Thanks for the tips.

I made a modification to the rules as follows:

#My Max Upload Speed
ipfw pipe 1 config bw 21Kbyte/s queue 10Kbytes
#high priority queue
ipfw queue 1 config weight 100 pipe 1
#low priority queue
ipfw queue 2 config weight 1 pipe 1
#speed up small packets - priority queue
ipfw add queue 1 ip from me to any iplen 40 out
#secondary queue
ipfw add queue 2 ip from me to any src-port 20,21,80,49152-65535 out

While having these rules are better than nothing, I don't see the speed
improvement that the ACK method with ALTQ has.  When my rules are off my
download drops to about 10kBytes/s.  With the rules on it's not as bad, but
still only 40kBytes vs 150+ during zero upload.

Note, I got the iplen 40 by looking at my rules and playing around with
lengths.  For me during transfers iplen 40 is the most common so it
simplified my rules.

If anyone knows how to improve this ruleset... :)

- Will

----- Original Message -----
From: "Pascal Giannakakis" <capm@gmx.net>
To: "Pascal Giannakakis" <CapM@gmx.net>
Cc: "William Wong" <willwong@samurai.com>; <freebsd-questions@freebsd.org>;
<ubm@u-boot-man.de>
Sent: Thursday, March 06, 2003 3:45 PM
Subject: Re: bandwidth prioritization


> Pascal Giannakakis schrieb:
> >>Hi there,
> >>
> >>I read this and I was wondering if anyone has done this with ipfw &
> >>dummynet.
> >>
> >>http://www.benzedrine.cx/ackpri.html
> >>
> >>Thanks,
> >>- Will
> >>
> >>
> >>To Unsubscribe: send mail to majordomo@FreeBSD.org
> >>with "unsubscribe freebsd-questions" in the body of the message
> >>
> >
> >
> > Hi there,
> >
> > i haved asked this question some time ago and got a reply to my personal
> > account. I
> > will forward that mail to this list when i am back home.
> >
> > Please be so kind, and write a reminder at my mail account, no copy to
> > freebsd-questions. I am  sure i will forget it otherwise... *stareup*
> >
>
> Thx goes to Marc "UBM" Blocket who wrote this mail. Some typos in it,
> but with a little work and read you will get the point. Hope this helps!
>
> PS Marc: I tried this stuff, but my PC messed up with latest kernels, so
> i didn't want to make it worse and didn't check if it is tuned well.
> Also, could you please post a "ipfw list" and "ipfw pipe list"? Would be
> very kind - thanks!
>
>
>
>
> On Thu, 16 Jan 2003 20:03:44 +0100
> "Pascal Giannakakis" <capm@gmx.net> wrote:
>
>
>  >> Lo ppl,
>  >>
>  >> a few month ago there was an article in the german computer mag "c't"
>  >> which described how to tune an ADSL connection. One of the tips was to
>  >> give small IP-packages (64 bytes and less) a high priority. According
>  >> to the article this will result in an improved behaviour when up- and
>  >> downstream are both busy at the same time.

**Required tasks:**
**1)** In the ipfw mailing-list post, what bandwidth is configured for pipe 1 as the maximum upload speed?
**2)** Please pick up the ipfw mailing-list post right after its last sentence and keep writing it.
The data that follows has no connection to the ipfw mailing-list post.

**Source material:**
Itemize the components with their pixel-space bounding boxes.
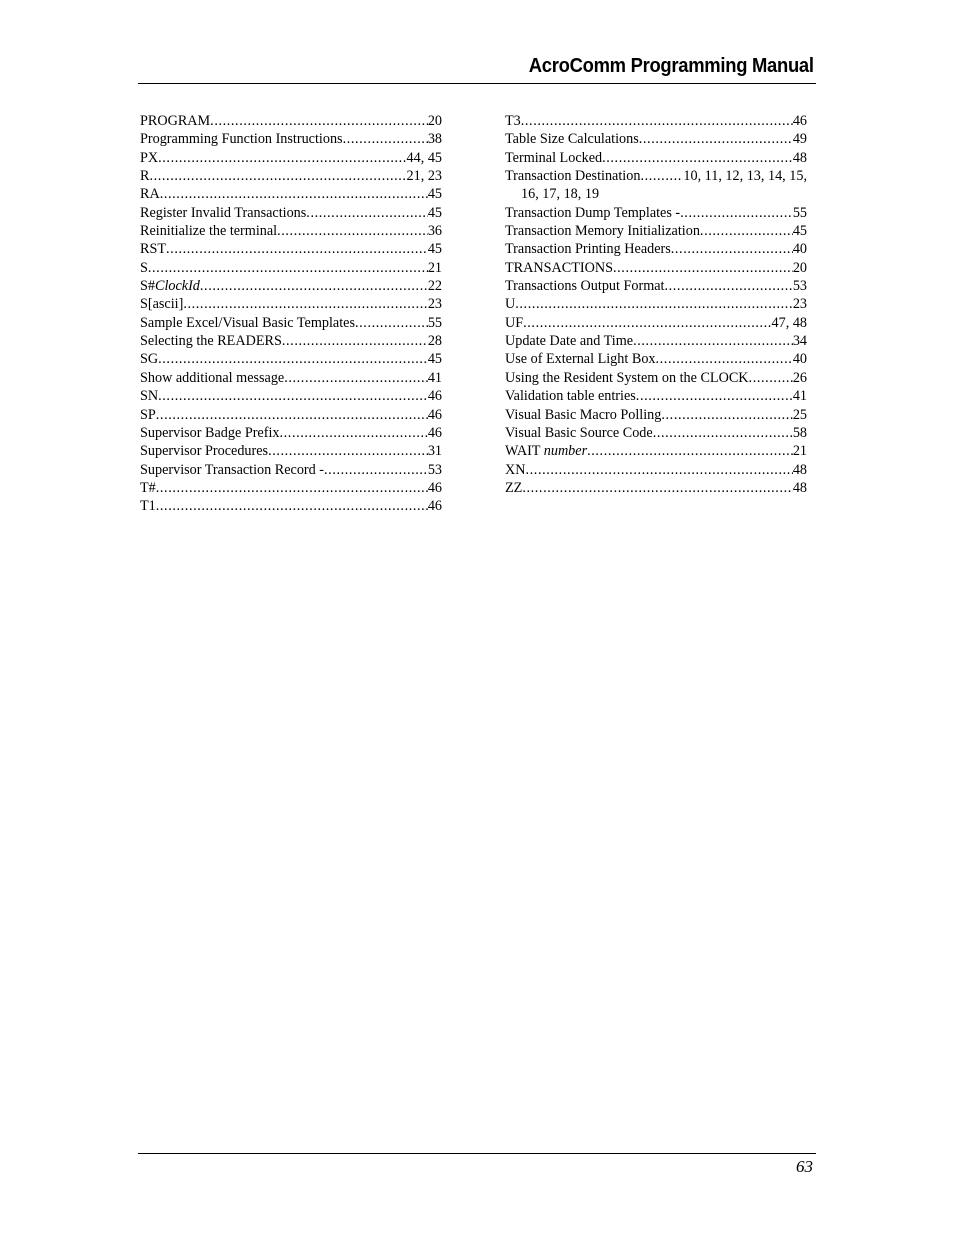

**The results:**
**1)** 21Kbyte/s.

**2)**
>  >>
>  >> As i suffer exactly this problem, i would like to try it out on
>  >> FreeBSD 5. As i can not find what the command would be in FreeBSD -
>  >> and if it is even supported, i hope some of you FreeBSD / Linux guys
>  >> can help me out. Here is the Linux command:
>  >>
>  >> # iptables -A POSTROUTING -t mangle -o ppp0 -p tcp -m length --length
>  >> # :64 -j
>  >> MARK --set-mark 12
>  >>
>  >> The comlete script can be downloaded here:
>  >> http://www.heise.de/ct/ftp/02/24/224/
>  >>
>  >> What would be the options in FreeBSD? Thanx!
>
>
> Hiho! :-)
>
> First of all, sorry for answering that late, i forgot about your mail
> for some time and remembered it just recently.
>
> You need both dummynet (the freebsd traffic shaper) and ipfw (firewall)
> to do this.
>
> And i strongly suggest that you do a "man ipfw" and read through it,
> else you won't really understand what the firewall rules do :-)
>
> If you have not enabled both of them in your kernel, you need to do so.
>
> options are:
>
> options IPFW2 (might be obsolete in 5.0)
> options IPFIREWALL
> options IPFIREWALL_VERBOSE (optional)
> options IPFIREWALL_VERBOSE_LIMIT=100 (optional)
> options         IPFIREWALL_DEFAULT_TO_ACCEPT (optional)
> options DUMMYNET
> options HZ=1000
>
> I'd also suggest to do a "man ipfw" and read through the whole thing,
> its really worth it.
>
> After you've installed the new kernel, you need to create a config file
> for ipfw which tells it to give high priority to the small ( < 64 byte)
> tcp packets.
>
> Mine looks like this:
>
> pipe 1 config bw 132kbit/s queue 10kbyte
>
> This creates a dummynet pipe which bandwidth is approximately equal to
> the max. adsl upstream, the "queue 10kbyte" part tells it to create a
> 10kbbyte packer-buffer for that pipe (I'v not really figured out yet
> what the optimal buffer size is, this size works fine for normal traffic
> but you might run into latency-problems if you play online games).
>
>
> queue 1 config weight 50 pipe 1
> add 597 queue 4 ip from me to any src-port 41000-42000,21,20 out
> This creates a dummynet queue which is linked to a pipe and is used to
> give certain priority to the traffic sent through the pipe linked to the
> queue. The priority is given through the "weight value" command. "value"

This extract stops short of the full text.